** begin **

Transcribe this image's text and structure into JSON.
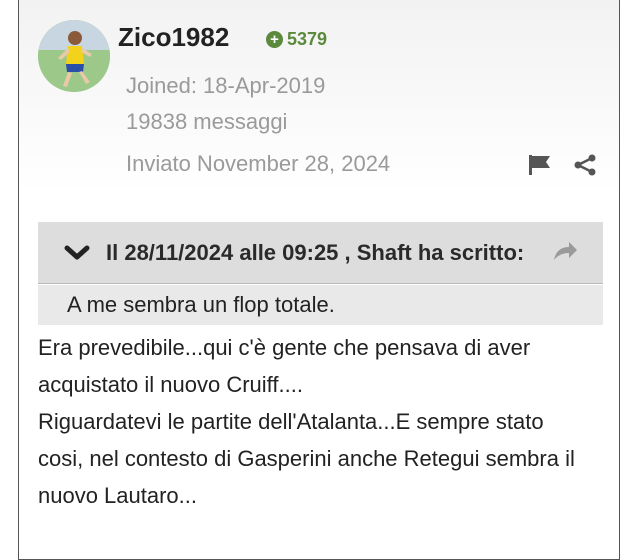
{
  "post": {
    "author": {
      "username": "Zico1982",
      "reputation": "5379",
      "joined": "Joined: 18-Apr-2019",
      "messages": "19838 messaggi"
    },
    "posted": "Inviato November 28, 2024",
    "icons": {
      "report": "flag-icon",
      "share": "share-icon",
      "reputation": "plus-circle-icon"
    },
    "quote": {
      "header": "Il 28/11/2024 alle 09:25 , Shaft ha scritto:",
      "text": "A me sembra un flop totale."
    },
    "body_lines": [
      "Era prevedibile...qui c'è gente che pensava di aver",
      "acquistato il nuovo Cruiff....",
      "Riguardatevi le partite dell'Atalanta...E sempre stato",
      "cosi, nel contesto di Gasperini anche Retegui sembra il",
      "nuovo Lautaro..."
    ]
  },
  "colors": {
    "reputation_green": "#5b8a3c",
    "meta_gray": "#9a9a9a",
    "quote_header_bg": "#dddddd",
    "quote_body_bg": "#e9e9e9"
  }
}
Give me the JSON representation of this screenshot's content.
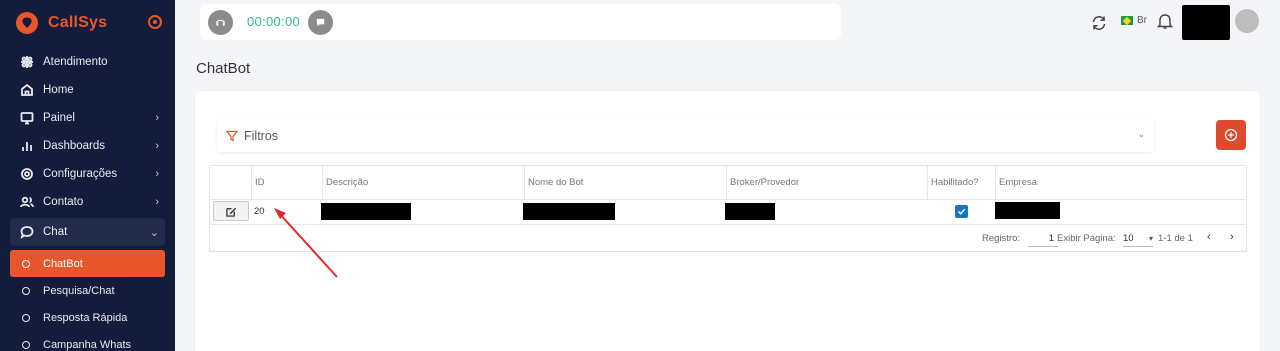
{
  "brand": {
    "name": "CallSys",
    "color": "#e8572c"
  },
  "sidebar": {
    "items": [
      {
        "label": "Atendimento",
        "icon": "grid-icon",
        "has_chevron": false
      },
      {
        "label": "Home",
        "icon": "home-icon",
        "has_chevron": false
      },
      {
        "label": "Painel",
        "icon": "monitor-icon",
        "has_chevron": true
      },
      {
        "label": "Dashboards",
        "icon": "bar-chart-icon",
        "has_chevron": true
      },
      {
        "label": "Configurações",
        "icon": "gear-icon",
        "has_chevron": true
      },
      {
        "label": "Contato",
        "icon": "users-icon",
        "has_chevron": true
      },
      {
        "label": "Chat",
        "icon": "chat-icon",
        "has_chevron": true,
        "open": true
      }
    ],
    "chat_submenu": [
      {
        "label": "ChatBot",
        "active": true
      },
      {
        "label": "Pesquisa/Chat"
      },
      {
        "label": "Resposta Rápida"
      },
      {
        "label": "Campanha Whats"
      }
    ]
  },
  "topbar": {
    "timer": "00:00:00",
    "language": "Br"
  },
  "page": {
    "title": "ChatBot"
  },
  "filter": {
    "label": "Filtros"
  },
  "table": {
    "columns": [
      "ID",
      "Descrição",
      "Nome do Bot",
      "Broker/Provedor",
      "Habilitado?",
      "Empresa"
    ],
    "rows": [
      {
        "id": "20",
        "enabled": true
      }
    ]
  },
  "pagination": {
    "registro_label": "Registro:",
    "registro_value": "1",
    "page_size_label": "Exibir Página:",
    "page_size": "10",
    "range": "1-1 de 1"
  },
  "colors": {
    "accent": "#e8572c",
    "sidebar_bg": "#141c3c",
    "timer": "#2cc185",
    "checkbox": "#1a73c7",
    "add_button": "#de4a2c"
  }
}
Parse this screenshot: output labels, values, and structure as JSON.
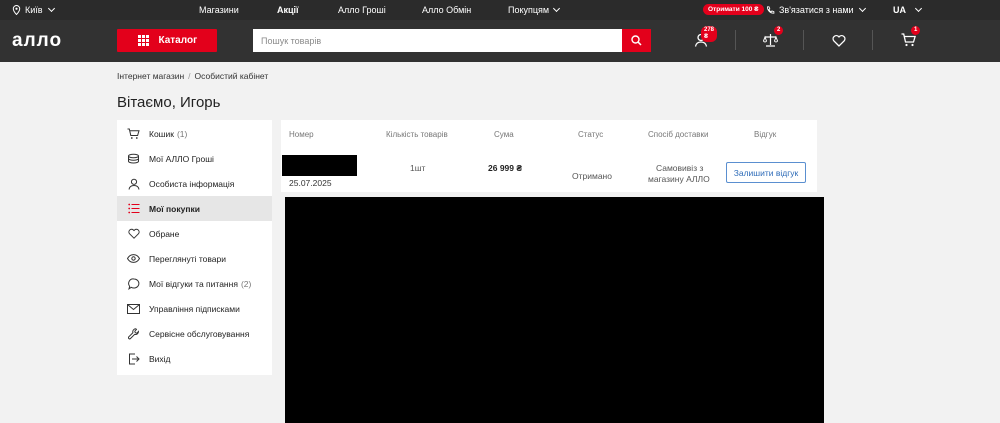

** end **

Everything from the line that contains "Give me the" to the final line of the data is to be duplicated exactly, both ends included, except the pictures.

Give me the JSON representation of this screenshot's content.
{
  "brand": {
    "name": "CallSys",
    "color": "#e8572c"
  },
  "sidebar": {
    "items": [
      {
        "label": "Atendimento",
        "icon": "grid-icon",
        "has_chevron": false
      },
      {
        "label": "Home",
        "icon": "home-icon",
        "has_chevron": false
      },
      {
        "label": "Painel",
        "icon": "monitor-icon",
        "has_chevron": true
      },
      {
        "label": "Dashboards",
        "icon": "bar-chart-icon",
        "has_chevron": true
      },
      {
        "label": "Configurações",
        "icon": "gear-icon",
        "has_chevron": true
      },
      {
        "label": "Contato",
        "icon": "users-icon",
        "has_chevron": true
      },
      {
        "label": "Chat",
        "icon": "chat-icon",
        "has_chevron": true,
        "open": true
      }
    ],
    "chat_submenu": [
      {
        "label": "ChatBot",
        "active": true
      },
      {
        "label": "Pesquisa/Chat"
      },
      {
        "label": "Resposta Rápida"
      },
      {
        "label": "Campanha Whats"
      }
    ]
  },
  "topbar": {
    "timer": "00:00:00",
    "language": "Br"
  },
  "page": {
    "title": "ChatBot"
  },
  "filter": {
    "label": "Filtros"
  },
  "table": {
    "columns": [
      "ID",
      "Descrição",
      "Nome do Bot",
      "Broker/Provedor",
      "Habilitado?",
      "Empresa"
    ],
    "rows": [
      {
        "id": "20",
        "enabled": true
      }
    ]
  },
  "pagination": {
    "registro_label": "Registro:",
    "registro_value": "1",
    "page_size_label": "Exibir Página:",
    "page_size": "10",
    "range": "1-1 de 1"
  },
  "colors": {
    "accent": "#e8572c",
    "sidebar_bg": "#141c3c",
    "timer": "#2cc185",
    "checkbox": "#1a73c7",
    "add_button": "#de4a2c"
  }
}
Parse this screenshot: output labels, values, and structure as JSON.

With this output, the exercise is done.